Reply with one number only: the count of lines below that contain the word "плана".

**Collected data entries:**

=====

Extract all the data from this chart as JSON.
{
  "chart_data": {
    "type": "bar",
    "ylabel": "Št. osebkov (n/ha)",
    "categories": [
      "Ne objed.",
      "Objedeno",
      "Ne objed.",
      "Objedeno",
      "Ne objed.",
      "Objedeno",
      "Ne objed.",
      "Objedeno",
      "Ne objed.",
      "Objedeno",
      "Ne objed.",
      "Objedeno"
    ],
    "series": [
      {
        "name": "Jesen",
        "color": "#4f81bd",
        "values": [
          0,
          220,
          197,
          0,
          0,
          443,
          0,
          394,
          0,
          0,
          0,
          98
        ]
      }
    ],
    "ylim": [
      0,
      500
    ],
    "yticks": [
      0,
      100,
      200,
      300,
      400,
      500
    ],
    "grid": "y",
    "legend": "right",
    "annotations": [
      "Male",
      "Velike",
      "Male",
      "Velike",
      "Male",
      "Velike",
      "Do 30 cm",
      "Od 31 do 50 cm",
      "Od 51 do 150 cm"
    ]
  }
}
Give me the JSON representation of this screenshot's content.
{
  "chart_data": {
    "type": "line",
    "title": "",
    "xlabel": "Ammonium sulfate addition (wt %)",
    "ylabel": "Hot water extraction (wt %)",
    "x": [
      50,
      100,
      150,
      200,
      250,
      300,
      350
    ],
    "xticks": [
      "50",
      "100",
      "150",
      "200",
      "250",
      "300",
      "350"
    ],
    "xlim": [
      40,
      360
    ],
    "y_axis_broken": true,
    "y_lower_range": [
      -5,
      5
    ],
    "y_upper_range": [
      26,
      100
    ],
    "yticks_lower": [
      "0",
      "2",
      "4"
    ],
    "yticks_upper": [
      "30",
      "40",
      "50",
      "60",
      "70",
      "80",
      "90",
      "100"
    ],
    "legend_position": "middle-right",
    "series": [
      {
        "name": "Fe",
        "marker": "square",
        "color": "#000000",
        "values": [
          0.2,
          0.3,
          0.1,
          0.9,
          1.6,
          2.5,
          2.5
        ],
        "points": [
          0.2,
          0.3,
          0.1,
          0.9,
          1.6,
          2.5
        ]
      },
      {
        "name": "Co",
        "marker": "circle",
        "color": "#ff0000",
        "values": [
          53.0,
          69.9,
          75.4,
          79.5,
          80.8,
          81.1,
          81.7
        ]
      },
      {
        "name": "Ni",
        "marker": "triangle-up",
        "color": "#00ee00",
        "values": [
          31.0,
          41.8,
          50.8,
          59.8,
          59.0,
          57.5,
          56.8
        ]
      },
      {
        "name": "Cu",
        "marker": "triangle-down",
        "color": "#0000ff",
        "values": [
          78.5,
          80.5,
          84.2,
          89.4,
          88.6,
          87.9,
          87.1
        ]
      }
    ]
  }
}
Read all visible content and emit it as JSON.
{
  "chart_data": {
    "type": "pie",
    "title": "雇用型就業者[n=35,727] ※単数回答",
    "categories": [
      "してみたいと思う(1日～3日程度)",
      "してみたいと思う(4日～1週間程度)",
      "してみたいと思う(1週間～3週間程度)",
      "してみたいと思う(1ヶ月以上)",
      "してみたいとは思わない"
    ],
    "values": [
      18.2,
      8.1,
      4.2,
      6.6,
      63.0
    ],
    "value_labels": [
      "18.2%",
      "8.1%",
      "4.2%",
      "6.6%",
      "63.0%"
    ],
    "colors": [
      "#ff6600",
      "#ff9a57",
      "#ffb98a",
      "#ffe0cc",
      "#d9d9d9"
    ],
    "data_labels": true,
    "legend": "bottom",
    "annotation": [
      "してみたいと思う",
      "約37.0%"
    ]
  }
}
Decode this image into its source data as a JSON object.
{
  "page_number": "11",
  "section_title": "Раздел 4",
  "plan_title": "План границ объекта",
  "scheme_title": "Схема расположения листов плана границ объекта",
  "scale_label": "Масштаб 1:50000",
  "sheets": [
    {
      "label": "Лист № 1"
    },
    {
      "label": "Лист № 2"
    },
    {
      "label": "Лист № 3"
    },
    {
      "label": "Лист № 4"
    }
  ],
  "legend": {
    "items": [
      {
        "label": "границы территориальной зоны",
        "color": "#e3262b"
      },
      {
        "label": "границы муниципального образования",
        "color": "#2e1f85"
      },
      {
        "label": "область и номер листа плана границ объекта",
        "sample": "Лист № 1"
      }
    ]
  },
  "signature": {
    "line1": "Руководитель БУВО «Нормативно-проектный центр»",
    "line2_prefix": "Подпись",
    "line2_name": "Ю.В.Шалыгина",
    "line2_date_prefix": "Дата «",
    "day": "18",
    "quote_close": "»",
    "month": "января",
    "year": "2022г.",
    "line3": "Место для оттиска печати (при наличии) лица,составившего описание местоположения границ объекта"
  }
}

=====

**Final result:**
2